-- Estratto del testo --

┄┄┄┄┄┄

Questo è un luogo sacro, lo considero una sorta di confessionale laico, dove mettersi a nudo e lasciarsi stimolare, al cospetto di padri, artisti che, nonostante i secoli che ci separano, impartiscono ancora insegnamenti utili. Gran parte della mia formazione artistica e personale è avvenuta in questo luogo e nella confinante Accademia, dunque, ovvio che questa mostra ha per me un valore in più. La reputo anche un atto di ossequio nei confronti di tutti i professori che mi hanno accompagnato nello studio.
Partendo proprio dal fatto che siete tutti pittori provenienti da un passato di studi accademici, quanto oggi incide questo percorso sui ragazzi che vogliono intraprendere questo mestiere?
L’accademia la considero una fucina di vita. A questo luogo sono riconducibili le mie amicizie più sincere che ancora mi porto dentro. Spesso dico che gli studi accademici non riguardano un apprendimento puramente nozionistico ma diventano strumento per sviluppare una individualità ed un personale approccio alla vita, avvalorato ancor di più dalla constatazione attuale di un cambiamento repentino e, in molti casi, impoverimento nella valorizzazione dei rapporti in genere.

┄┄┄┄┄┄

-- Righe dei dati --
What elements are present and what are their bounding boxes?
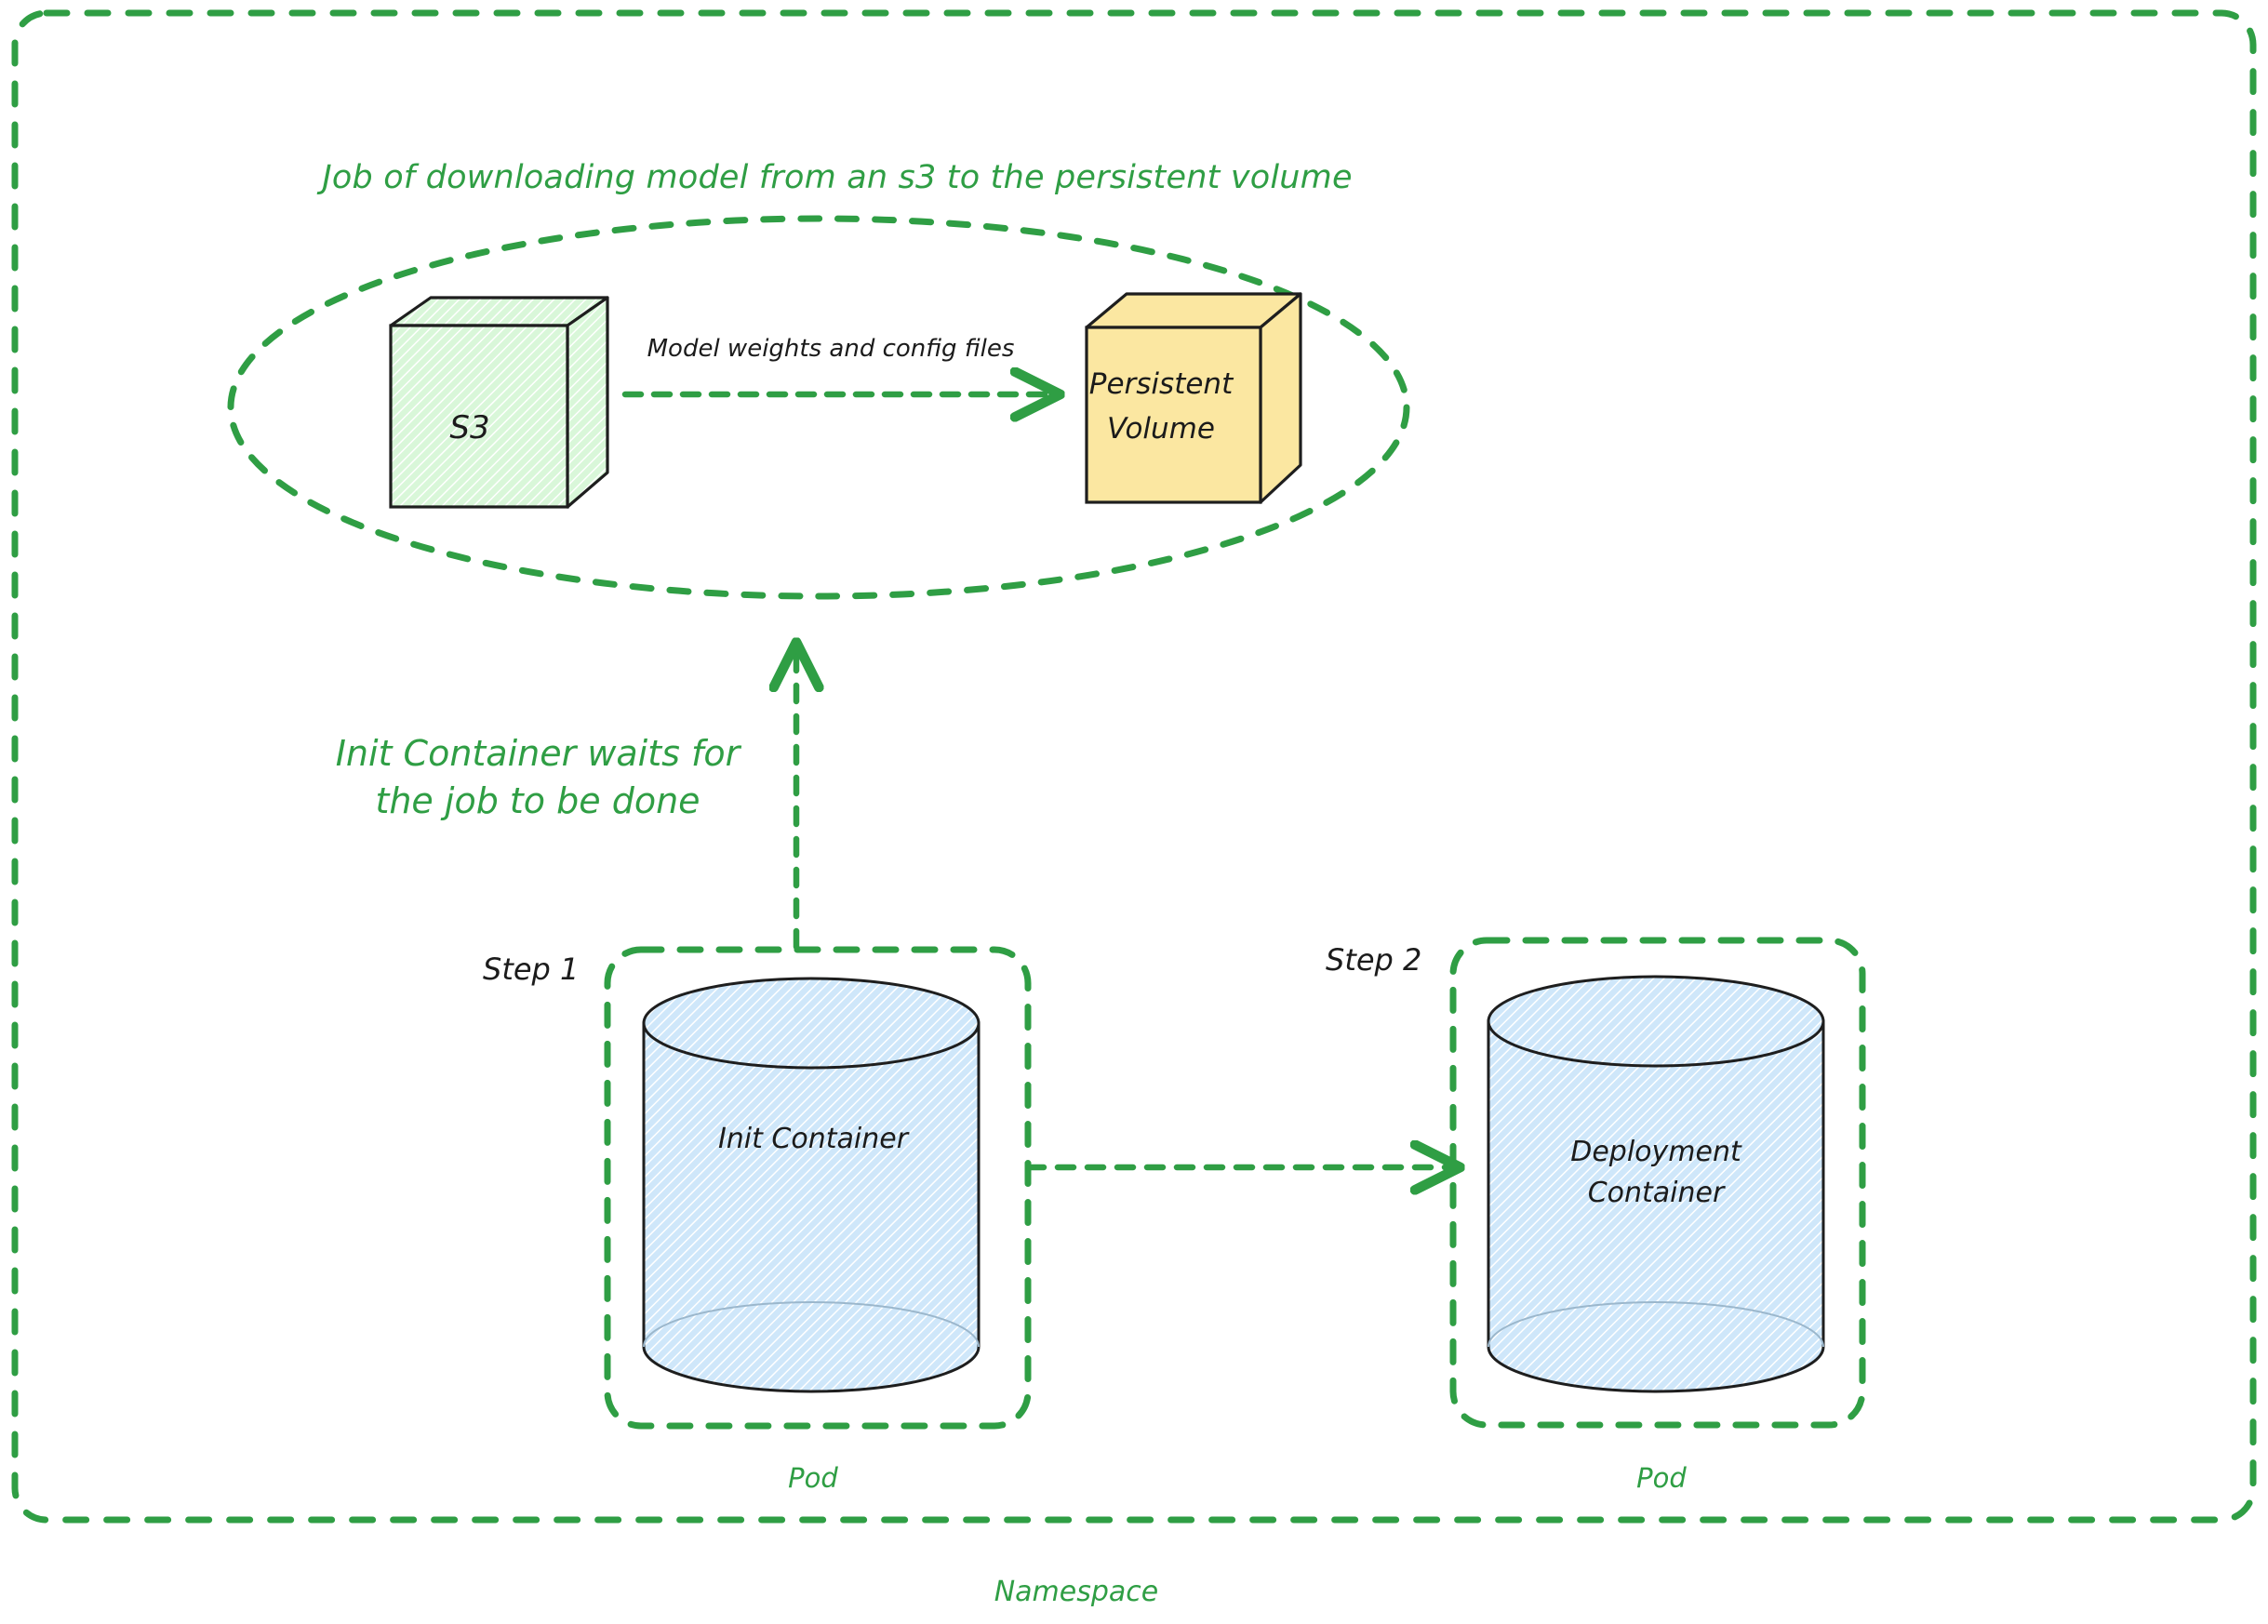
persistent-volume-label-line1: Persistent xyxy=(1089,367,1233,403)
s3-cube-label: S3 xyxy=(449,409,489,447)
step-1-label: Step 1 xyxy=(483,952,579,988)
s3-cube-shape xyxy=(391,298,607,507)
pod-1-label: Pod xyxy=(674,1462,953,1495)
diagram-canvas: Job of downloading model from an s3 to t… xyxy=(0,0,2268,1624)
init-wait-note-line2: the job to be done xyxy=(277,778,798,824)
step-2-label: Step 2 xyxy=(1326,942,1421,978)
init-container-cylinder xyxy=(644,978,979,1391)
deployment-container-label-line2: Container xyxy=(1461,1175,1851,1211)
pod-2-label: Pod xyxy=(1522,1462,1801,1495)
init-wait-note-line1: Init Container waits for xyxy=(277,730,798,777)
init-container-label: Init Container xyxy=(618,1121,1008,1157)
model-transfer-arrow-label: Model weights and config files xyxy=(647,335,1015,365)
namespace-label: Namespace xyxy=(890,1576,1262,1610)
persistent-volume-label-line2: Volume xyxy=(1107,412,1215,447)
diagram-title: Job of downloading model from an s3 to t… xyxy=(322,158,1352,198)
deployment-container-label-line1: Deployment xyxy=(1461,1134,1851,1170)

┄┄┄┄┄┄

-- In cosa consiste --
Trascrivi parola per parola il passo dell'estratto del testo che si apre con le parole contenenti "Questo è un" e si chiude con "accompagnato nello studio.".

-- Risultato esercizio --
Questo è un luogo sacro, lo considero una sorta di confessionale laico, dove mettersi a nudo e lasciarsi stimolare, al cospetto di padri, artisti che, nonostante i secoli che ci separano, impartiscono ancora insegnamenti utili. Gran parte della mia formazione artistica e personale è avvenuta in questo luogo e nella confinante Accademia, dunque, ovvio che questa mostra ha per me un valore in più. La reputo anche un atto di ossequio nei confronti di tutti i professori che mi hanno accompagnato nello studio.